• [INSTRUCTIONS TO FOLLOW]
From the listing below, return each line that includes "trường".

• [STORED DATA]
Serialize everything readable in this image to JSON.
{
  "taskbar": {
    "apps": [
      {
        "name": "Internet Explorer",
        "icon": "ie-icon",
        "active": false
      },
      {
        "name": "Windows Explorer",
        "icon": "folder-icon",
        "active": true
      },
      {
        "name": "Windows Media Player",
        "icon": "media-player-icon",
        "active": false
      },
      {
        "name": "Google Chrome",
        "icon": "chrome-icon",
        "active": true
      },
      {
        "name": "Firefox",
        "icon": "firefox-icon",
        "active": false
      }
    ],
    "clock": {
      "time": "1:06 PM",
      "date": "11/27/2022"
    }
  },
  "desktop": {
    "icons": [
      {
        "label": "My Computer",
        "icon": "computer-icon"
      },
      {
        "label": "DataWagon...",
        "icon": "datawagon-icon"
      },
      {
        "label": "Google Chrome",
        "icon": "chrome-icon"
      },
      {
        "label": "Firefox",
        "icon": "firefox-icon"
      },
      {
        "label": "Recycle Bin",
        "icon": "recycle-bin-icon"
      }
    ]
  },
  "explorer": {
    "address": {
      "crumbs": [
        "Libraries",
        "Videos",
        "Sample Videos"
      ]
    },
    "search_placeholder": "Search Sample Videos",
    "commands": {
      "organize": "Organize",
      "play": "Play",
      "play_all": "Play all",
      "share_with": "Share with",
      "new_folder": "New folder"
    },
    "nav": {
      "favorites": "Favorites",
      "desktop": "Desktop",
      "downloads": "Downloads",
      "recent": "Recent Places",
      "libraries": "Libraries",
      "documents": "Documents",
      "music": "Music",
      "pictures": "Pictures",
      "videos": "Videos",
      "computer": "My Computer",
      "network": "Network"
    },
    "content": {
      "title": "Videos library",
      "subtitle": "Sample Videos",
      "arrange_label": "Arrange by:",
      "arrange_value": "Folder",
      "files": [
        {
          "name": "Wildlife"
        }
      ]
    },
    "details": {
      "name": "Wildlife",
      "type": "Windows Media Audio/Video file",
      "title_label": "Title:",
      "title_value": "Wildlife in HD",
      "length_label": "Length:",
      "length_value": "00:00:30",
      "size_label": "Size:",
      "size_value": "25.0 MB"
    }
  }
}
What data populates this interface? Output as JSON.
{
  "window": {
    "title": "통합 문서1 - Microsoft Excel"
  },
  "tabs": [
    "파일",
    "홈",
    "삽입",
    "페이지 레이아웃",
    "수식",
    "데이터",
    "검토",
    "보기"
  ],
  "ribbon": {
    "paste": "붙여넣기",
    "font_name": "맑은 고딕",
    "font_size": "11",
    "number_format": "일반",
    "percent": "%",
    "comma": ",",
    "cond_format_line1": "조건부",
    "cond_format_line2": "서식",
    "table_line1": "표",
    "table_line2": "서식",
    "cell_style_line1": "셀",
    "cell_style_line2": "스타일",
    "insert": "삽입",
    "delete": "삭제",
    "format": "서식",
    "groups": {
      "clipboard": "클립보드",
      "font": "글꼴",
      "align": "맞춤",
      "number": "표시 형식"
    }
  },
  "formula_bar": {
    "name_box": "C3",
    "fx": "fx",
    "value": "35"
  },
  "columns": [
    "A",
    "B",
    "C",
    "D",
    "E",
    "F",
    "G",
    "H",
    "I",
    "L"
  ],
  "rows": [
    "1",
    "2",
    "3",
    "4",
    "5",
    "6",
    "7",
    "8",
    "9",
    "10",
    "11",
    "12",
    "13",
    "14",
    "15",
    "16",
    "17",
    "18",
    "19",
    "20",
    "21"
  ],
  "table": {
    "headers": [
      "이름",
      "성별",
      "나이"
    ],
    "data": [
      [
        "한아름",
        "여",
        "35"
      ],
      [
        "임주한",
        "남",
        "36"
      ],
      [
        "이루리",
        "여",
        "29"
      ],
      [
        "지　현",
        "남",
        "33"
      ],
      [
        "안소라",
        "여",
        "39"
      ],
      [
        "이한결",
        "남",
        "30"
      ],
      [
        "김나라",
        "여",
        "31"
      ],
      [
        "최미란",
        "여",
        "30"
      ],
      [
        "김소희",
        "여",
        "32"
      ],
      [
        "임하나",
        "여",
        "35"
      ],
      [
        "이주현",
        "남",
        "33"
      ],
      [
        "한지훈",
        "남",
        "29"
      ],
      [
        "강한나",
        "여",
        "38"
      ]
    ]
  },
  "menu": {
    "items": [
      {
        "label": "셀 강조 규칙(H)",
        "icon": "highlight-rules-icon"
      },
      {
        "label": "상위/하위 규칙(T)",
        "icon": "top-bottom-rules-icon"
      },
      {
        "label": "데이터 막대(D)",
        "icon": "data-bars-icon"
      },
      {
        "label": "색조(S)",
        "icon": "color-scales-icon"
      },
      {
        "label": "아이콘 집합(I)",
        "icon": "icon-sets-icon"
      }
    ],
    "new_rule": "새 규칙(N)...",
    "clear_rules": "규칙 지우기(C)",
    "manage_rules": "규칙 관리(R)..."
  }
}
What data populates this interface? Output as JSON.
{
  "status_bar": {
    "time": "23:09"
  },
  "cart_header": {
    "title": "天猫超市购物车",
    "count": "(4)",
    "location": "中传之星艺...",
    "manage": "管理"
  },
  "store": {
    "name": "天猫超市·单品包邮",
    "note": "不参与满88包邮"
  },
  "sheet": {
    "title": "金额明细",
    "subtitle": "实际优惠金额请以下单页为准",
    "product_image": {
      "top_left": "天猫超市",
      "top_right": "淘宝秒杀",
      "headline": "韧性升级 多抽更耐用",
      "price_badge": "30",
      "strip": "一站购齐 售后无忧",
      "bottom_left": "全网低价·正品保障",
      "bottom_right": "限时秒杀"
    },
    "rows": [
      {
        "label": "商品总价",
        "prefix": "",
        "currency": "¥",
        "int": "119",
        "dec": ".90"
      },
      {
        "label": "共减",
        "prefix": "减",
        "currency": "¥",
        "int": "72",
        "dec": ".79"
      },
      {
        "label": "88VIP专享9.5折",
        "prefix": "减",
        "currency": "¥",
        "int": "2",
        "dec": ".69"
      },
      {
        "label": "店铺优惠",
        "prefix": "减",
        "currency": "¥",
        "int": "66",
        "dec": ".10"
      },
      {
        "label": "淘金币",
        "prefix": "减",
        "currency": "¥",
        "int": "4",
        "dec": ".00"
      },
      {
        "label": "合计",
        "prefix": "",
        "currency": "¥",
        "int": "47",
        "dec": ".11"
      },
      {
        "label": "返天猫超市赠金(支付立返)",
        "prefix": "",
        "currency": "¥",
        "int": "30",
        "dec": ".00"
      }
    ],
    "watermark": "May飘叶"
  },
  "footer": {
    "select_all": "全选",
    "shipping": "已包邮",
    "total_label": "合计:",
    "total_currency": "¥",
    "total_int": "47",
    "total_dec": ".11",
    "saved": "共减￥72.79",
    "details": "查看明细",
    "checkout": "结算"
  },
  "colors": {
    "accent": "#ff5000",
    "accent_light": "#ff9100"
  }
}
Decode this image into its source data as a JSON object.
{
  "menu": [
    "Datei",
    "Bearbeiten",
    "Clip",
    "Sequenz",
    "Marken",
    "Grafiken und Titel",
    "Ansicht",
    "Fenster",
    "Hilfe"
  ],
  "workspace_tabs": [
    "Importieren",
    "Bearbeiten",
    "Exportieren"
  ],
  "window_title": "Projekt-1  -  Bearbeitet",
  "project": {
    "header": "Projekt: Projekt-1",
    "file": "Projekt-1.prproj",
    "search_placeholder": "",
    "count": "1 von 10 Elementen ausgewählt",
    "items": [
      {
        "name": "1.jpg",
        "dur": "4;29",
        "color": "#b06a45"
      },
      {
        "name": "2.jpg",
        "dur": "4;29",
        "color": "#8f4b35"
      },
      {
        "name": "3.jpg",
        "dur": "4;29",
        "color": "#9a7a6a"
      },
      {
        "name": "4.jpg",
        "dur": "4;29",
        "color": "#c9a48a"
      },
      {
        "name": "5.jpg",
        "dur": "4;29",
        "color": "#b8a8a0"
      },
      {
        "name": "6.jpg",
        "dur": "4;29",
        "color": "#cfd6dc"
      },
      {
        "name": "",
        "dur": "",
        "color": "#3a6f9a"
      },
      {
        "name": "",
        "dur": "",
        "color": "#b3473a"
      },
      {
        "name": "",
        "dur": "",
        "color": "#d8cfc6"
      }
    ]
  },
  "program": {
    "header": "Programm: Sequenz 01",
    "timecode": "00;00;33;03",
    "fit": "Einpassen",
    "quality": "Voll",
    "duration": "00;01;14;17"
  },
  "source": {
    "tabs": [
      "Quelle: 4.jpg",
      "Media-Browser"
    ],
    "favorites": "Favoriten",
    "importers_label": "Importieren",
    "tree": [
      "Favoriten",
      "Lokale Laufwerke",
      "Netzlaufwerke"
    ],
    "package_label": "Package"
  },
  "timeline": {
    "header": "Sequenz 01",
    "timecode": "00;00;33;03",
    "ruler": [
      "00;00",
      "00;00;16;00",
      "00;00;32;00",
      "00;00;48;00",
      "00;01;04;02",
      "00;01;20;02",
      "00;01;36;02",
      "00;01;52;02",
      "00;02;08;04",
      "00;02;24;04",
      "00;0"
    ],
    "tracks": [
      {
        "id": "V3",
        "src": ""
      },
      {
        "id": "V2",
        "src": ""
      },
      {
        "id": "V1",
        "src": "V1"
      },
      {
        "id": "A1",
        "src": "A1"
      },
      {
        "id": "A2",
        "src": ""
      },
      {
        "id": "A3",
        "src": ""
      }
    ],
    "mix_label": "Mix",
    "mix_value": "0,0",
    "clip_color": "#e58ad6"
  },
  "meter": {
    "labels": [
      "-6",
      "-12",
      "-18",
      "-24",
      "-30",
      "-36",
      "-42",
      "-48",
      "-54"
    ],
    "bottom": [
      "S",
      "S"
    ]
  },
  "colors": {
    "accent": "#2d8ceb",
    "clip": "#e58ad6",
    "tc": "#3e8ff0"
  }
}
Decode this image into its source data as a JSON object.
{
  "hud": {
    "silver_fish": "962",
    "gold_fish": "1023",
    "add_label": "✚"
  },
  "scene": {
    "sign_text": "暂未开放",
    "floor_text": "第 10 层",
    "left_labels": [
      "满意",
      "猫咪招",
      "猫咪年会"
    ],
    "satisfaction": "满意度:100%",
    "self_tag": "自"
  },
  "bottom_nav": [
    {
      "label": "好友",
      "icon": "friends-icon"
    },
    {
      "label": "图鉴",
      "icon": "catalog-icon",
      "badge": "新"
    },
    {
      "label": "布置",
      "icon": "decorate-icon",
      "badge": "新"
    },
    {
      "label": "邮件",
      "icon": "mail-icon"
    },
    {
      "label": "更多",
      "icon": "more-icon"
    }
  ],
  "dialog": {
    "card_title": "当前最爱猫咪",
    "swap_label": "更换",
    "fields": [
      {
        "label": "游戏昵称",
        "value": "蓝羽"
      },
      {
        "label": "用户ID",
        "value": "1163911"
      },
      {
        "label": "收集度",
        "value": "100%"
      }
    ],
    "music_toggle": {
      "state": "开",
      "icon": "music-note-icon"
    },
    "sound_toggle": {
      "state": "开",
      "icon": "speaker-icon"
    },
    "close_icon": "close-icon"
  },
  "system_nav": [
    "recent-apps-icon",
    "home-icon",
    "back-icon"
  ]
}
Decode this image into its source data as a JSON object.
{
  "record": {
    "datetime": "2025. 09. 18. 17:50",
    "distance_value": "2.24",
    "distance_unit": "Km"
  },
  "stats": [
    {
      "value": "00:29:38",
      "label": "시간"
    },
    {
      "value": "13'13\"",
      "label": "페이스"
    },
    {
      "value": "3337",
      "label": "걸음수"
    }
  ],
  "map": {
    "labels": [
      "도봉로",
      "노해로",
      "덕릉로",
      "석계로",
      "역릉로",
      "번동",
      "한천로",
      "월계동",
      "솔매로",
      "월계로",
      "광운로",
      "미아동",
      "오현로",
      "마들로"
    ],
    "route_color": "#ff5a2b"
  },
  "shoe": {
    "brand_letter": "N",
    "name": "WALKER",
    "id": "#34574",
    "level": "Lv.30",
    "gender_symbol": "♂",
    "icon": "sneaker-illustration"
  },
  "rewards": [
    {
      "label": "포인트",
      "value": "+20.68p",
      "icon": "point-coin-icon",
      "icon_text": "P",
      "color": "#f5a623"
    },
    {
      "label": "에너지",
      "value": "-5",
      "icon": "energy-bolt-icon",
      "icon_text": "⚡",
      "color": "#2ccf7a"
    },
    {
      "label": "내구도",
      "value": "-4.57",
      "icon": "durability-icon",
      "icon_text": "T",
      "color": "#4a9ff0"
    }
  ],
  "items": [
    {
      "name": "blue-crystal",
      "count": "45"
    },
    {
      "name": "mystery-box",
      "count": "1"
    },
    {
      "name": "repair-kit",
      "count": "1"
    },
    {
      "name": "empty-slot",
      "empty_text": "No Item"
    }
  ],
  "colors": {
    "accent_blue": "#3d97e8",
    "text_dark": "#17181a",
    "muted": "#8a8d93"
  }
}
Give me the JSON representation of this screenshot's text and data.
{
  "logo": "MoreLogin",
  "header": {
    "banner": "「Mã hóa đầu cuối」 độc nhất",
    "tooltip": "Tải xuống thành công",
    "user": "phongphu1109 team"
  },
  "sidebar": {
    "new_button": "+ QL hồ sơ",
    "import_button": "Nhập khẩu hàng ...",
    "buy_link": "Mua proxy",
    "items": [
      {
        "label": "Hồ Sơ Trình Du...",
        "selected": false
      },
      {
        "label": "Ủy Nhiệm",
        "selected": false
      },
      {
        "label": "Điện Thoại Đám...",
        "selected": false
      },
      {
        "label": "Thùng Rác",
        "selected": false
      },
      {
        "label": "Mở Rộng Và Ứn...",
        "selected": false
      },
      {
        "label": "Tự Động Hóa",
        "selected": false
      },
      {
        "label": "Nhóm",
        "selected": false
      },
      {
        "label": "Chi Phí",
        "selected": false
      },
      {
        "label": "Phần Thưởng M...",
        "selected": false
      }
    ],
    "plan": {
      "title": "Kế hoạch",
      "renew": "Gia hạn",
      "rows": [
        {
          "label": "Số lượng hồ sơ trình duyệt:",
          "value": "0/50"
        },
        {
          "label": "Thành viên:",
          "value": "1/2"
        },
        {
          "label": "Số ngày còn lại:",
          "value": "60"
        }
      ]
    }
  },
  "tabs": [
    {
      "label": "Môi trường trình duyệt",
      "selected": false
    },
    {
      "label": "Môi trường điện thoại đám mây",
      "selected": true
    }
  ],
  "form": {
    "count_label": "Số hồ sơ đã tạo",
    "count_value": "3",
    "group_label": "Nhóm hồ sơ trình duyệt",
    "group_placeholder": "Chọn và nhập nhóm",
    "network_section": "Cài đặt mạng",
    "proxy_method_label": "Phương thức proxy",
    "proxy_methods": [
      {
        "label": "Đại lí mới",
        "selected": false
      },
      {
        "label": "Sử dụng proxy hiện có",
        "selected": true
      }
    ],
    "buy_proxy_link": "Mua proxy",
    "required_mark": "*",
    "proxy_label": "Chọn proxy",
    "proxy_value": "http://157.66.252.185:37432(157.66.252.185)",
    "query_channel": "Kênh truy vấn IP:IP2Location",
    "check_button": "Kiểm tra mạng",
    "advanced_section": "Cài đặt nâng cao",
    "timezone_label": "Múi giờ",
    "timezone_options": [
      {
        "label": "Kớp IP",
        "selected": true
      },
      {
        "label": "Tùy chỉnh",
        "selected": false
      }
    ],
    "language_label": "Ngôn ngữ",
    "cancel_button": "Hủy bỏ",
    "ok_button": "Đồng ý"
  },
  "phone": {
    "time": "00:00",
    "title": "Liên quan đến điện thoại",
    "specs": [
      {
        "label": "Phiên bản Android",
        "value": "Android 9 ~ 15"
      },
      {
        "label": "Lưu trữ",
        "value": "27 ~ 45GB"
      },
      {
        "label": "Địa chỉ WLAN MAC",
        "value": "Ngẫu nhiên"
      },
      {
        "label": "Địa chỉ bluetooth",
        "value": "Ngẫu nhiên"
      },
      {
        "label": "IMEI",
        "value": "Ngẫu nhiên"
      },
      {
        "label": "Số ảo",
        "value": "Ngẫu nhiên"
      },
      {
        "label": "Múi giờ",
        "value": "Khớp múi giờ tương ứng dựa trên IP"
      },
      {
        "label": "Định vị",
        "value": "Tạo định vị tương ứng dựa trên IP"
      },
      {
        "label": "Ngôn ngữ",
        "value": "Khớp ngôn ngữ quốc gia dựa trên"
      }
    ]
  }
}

• [RESPONSE TO THIS TASK]
      "label": "Môi trường trình duyệt",
      "label": "Môi trường điện thoại đám mây",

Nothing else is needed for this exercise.